* Written request: Count how many lines below contain the word "output", then give that number alone.

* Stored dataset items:
******************************
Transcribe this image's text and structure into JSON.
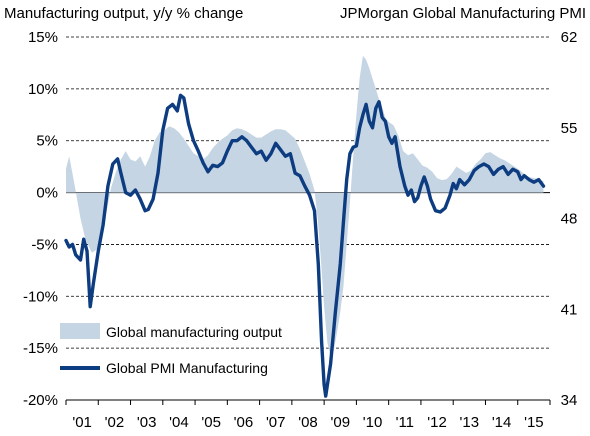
{
  "chart_data": {
    "type": "area",
    "left_axis_title": "Manufacturing output, y/y % change",
    "right_axis_title": "JPMorgan Global Manufacturing PMI",
    "x_tick_labels": [
      "'01",
      "'02",
      "'03",
      "'04",
      "'05",
      "'06",
      "'07",
      "'08",
      "'09",
      "'10",
      "'11",
      "'12",
      "'13",
      "'14",
      "'15"
    ],
    "x_range": [
      2001.0,
      2016.0
    ],
    "y_left": {
      "ticks": [
        15,
        10,
        5,
        0,
        -5,
        -10,
        -15,
        -20
      ],
      "tick_labels": [
        "15%",
        "10%",
        "5%",
        "0%",
        "-5%",
        "-10%",
        "-15%",
        "-20%"
      ],
      "range": [
        -20,
        15
      ]
    },
    "y_right": {
      "ticks": [
        62,
        55,
        48,
        41,
        34
      ],
      "tick_labels": [
        "62",
        "55",
        "48",
        "41",
        "34"
      ],
      "range": [
        34,
        62
      ]
    },
    "grid": "horizontal dashed",
    "legend": "bottom-left",
    "series": [
      {
        "name": "Global manufacturing output",
        "kind": "area",
        "axis": "left",
        "color": "#c5d5e4",
        "points": [
          [
            2001.0,
            2.3
          ],
          [
            2001.1,
            3.5
          ],
          [
            2001.25,
            1.0
          ],
          [
            2001.45,
            -2.5
          ],
          [
            2001.6,
            -4.5
          ],
          [
            2001.8,
            -5.8
          ],
          [
            2001.95,
            -5.5
          ],
          [
            2002.1,
            -4.0
          ],
          [
            2002.25,
            -2.0
          ],
          [
            2002.4,
            0.5
          ],
          [
            2002.55,
            2.0
          ],
          [
            2002.7,
            3.2
          ],
          [
            2002.85,
            4.0
          ],
          [
            2003.0,
            3.2
          ],
          [
            2003.15,
            3.0
          ],
          [
            2003.3,
            3.5
          ],
          [
            2003.45,
            2.5
          ],
          [
            2003.6,
            3.5
          ],
          [
            2003.75,
            5.0
          ],
          [
            2003.9,
            5.8
          ],
          [
            2004.05,
            6.0
          ],
          [
            2004.2,
            6.4
          ],
          [
            2004.35,
            6.2
          ],
          [
            2004.5,
            5.8
          ],
          [
            2004.65,
            5.2
          ],
          [
            2004.8,
            4.5
          ],
          [
            2004.95,
            3.8
          ],
          [
            2005.1,
            3.5
          ],
          [
            2005.25,
            3.2
          ],
          [
            2005.4,
            3.6
          ],
          [
            2005.55,
            4.3
          ],
          [
            2005.7,
            4.8
          ],
          [
            2005.85,
            5.2
          ],
          [
            2006.0,
            5.5
          ],
          [
            2006.15,
            6.0
          ],
          [
            2006.3,
            6.2
          ],
          [
            2006.45,
            6.1
          ],
          [
            2006.6,
            5.9
          ],
          [
            2006.75,
            5.6
          ],
          [
            2006.9,
            5.3
          ],
          [
            2007.05,
            5.3
          ],
          [
            2007.2,
            5.6
          ],
          [
            2007.35,
            5.9
          ],
          [
            2007.5,
            6.1
          ],
          [
            2007.65,
            6.1
          ],
          [
            2007.8,
            6.0
          ],
          [
            2007.95,
            5.6
          ],
          [
            2008.1,
            5.2
          ],
          [
            2008.25,
            4.2
          ],
          [
            2008.4,
            3.0
          ],
          [
            2008.55,
            1.8
          ],
          [
            2008.7,
            0.2
          ],
          [
            2008.8,
            -2.5
          ],
          [
            2008.9,
            -6.5
          ],
          [
            2009.0,
            -11.0
          ],
          [
            2009.1,
            -14.5
          ],
          [
            2009.2,
            -15.8
          ],
          [
            2009.3,
            -15.2
          ],
          [
            2009.4,
            -13.5
          ],
          [
            2009.5,
            -11.5
          ],
          [
            2009.6,
            -9.0
          ],
          [
            2009.7,
            -5.0
          ],
          [
            2009.8,
            -1.0
          ],
          [
            2009.9,
            3.5
          ],
          [
            2010.0,
            7.5
          ],
          [
            2010.1,
            11.0
          ],
          [
            2010.2,
            13.2
          ],
          [
            2010.3,
            12.8
          ],
          [
            2010.4,
            12.0
          ],
          [
            2010.5,
            11.0
          ],
          [
            2010.6,
            10.0
          ],
          [
            2010.7,
            9.0
          ],
          [
            2010.8,
            8.2
          ],
          [
            2010.9,
            7.2
          ],
          [
            2011.0,
            6.8
          ],
          [
            2011.15,
            6.5
          ],
          [
            2011.3,
            5.5
          ],
          [
            2011.45,
            4.0
          ],
          [
            2011.6,
            3.6
          ],
          [
            2011.75,
            3.8
          ],
          [
            2011.9,
            3.2
          ],
          [
            2012.05,
            2.6
          ],
          [
            2012.2,
            2.4
          ],
          [
            2012.35,
            2.0
          ],
          [
            2012.5,
            1.4
          ],
          [
            2012.65,
            1.2
          ],
          [
            2012.8,
            1.3
          ],
          [
            2012.95,
            1.8
          ],
          [
            2013.1,
            2.5
          ],
          [
            2013.25,
            2.2
          ],
          [
            2013.4,
            1.9
          ],
          [
            2013.55,
            2.1
          ],
          [
            2013.7,
            2.8
          ],
          [
            2013.85,
            3.2
          ],
          [
            2014.0,
            3.8
          ],
          [
            2014.15,
            3.9
          ],
          [
            2014.3,
            3.6
          ],
          [
            2014.45,
            3.3
          ],
          [
            2014.6,
            3.1
          ],
          [
            2014.75,
            2.8
          ],
          [
            2014.9,
            2.5
          ],
          [
            2015.05,
            2.2
          ],
          [
            2015.2,
            1.8
          ],
          [
            2015.35,
            1.5
          ],
          [
            2015.5,
            1.4
          ],
          [
            2015.65,
            1.3
          ],
          [
            2015.8,
            1.1
          ]
        ]
      },
      {
        "name": "Global PMI Manufacturing",
        "kind": "line",
        "axis": "right",
        "color": "#0d3d80",
        "points": [
          [
            2001.0,
            46.3
          ],
          [
            2001.1,
            45.8
          ],
          [
            2001.2,
            46.0
          ],
          [
            2001.3,
            45.2
          ],
          [
            2001.45,
            44.8
          ],
          [
            2001.55,
            46.4
          ],
          [
            2001.65,
            45.5
          ],
          [
            2001.75,
            41.2
          ],
          [
            2001.85,
            43.0
          ],
          [
            2002.0,
            45.5
          ],
          [
            2002.15,
            47.5
          ],
          [
            2002.3,
            50.5
          ],
          [
            2002.45,
            52.2
          ],
          [
            2002.6,
            52.6
          ],
          [
            2002.7,
            51.5
          ],
          [
            2002.85,
            50.0
          ],
          [
            2003.0,
            49.8
          ],
          [
            2003.15,
            50.2
          ],
          [
            2003.3,
            49.5
          ],
          [
            2003.45,
            48.6
          ],
          [
            2003.55,
            48.7
          ],
          [
            2003.7,
            49.5
          ],
          [
            2003.85,
            51.5
          ],
          [
            2004.0,
            54.8
          ],
          [
            2004.15,
            56.5
          ],
          [
            2004.3,
            56.8
          ],
          [
            2004.45,
            56.3
          ],
          [
            2004.55,
            57.5
          ],
          [
            2004.65,
            57.3
          ],
          [
            2004.8,
            55.3
          ],
          [
            2004.95,
            54.0
          ],
          [
            2005.1,
            53.2
          ],
          [
            2005.25,
            52.3
          ],
          [
            2005.4,
            51.6
          ],
          [
            2005.55,
            52.1
          ],
          [
            2005.7,
            52.0
          ],
          [
            2005.85,
            52.3
          ],
          [
            2006.0,
            53.2
          ],
          [
            2006.15,
            54.0
          ],
          [
            2006.3,
            54.0
          ],
          [
            2006.45,
            54.3
          ],
          [
            2006.6,
            54.0
          ],
          [
            2006.75,
            53.5
          ],
          [
            2006.9,
            53.0
          ],
          [
            2007.05,
            53.2
          ],
          [
            2007.2,
            52.5
          ],
          [
            2007.35,
            53.0
          ],
          [
            2007.5,
            53.8
          ],
          [
            2007.65,
            53.3
          ],
          [
            2007.8,
            52.8
          ],
          [
            2007.95,
            53.0
          ],
          [
            2008.1,
            51.5
          ],
          [
            2008.25,
            51.3
          ],
          [
            2008.4,
            50.5
          ],
          [
            2008.55,
            49.8
          ],
          [
            2008.7,
            48.6
          ],
          [
            2008.82,
            44.5
          ],
          [
            2008.92,
            38.5
          ],
          [
            2009.0,
            35.2
          ],
          [
            2009.05,
            34.3
          ],
          [
            2009.2,
            36.8
          ],
          [
            2009.35,
            40.8
          ],
          [
            2009.5,
            44.5
          ],
          [
            2009.6,
            47.8
          ],
          [
            2009.7,
            51.0
          ],
          [
            2009.8,
            53.0
          ],
          [
            2009.9,
            53.5
          ],
          [
            2010.0,
            53.6
          ],
          [
            2010.1,
            55.0
          ],
          [
            2010.2,
            56.0
          ],
          [
            2010.3,
            56.8
          ],
          [
            2010.4,
            55.5
          ],
          [
            2010.5,
            55.0
          ],
          [
            2010.6,
            56.5
          ],
          [
            2010.7,
            57.0
          ],
          [
            2010.8,
            55.8
          ],
          [
            2010.9,
            55.5
          ],
          [
            2011.0,
            54.3
          ],
          [
            2011.1,
            53.8
          ],
          [
            2011.2,
            54.3
          ],
          [
            2011.35,
            52.0
          ],
          [
            2011.5,
            50.5
          ],
          [
            2011.6,
            49.8
          ],
          [
            2011.7,
            50.2
          ],
          [
            2011.8,
            49.3
          ],
          [
            2011.9,
            49.6
          ],
          [
            2012.0,
            50.5
          ],
          [
            2012.1,
            51.2
          ],
          [
            2012.2,
            50.5
          ],
          [
            2012.3,
            49.5
          ],
          [
            2012.45,
            48.6
          ],
          [
            2012.6,
            48.5
          ],
          [
            2012.75,
            48.8
          ],
          [
            2012.9,
            49.8
          ],
          [
            2013.0,
            50.7
          ],
          [
            2013.1,
            50.3
          ],
          [
            2013.2,
            51.0
          ],
          [
            2013.35,
            50.6
          ],
          [
            2013.5,
            51.0
          ],
          [
            2013.65,
            51.7
          ],
          [
            2013.8,
            52.0
          ],
          [
            2013.95,
            52.2
          ],
          [
            2014.1,
            52.0
          ],
          [
            2014.25,
            51.4
          ],
          [
            2014.4,
            51.8
          ],
          [
            2014.55,
            52.0
          ],
          [
            2014.7,
            51.4
          ],
          [
            2014.85,
            51.8
          ],
          [
            2015.0,
            51.6
          ],
          [
            2015.1,
            51.0
          ],
          [
            2015.2,
            51.3
          ],
          [
            2015.35,
            51.0
          ],
          [
            2015.5,
            50.8
          ],
          [
            2015.65,
            51.0
          ],
          [
            2015.8,
            50.5
          ]
        ]
      }
    ]
  }
}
******************************
* Solution below: 2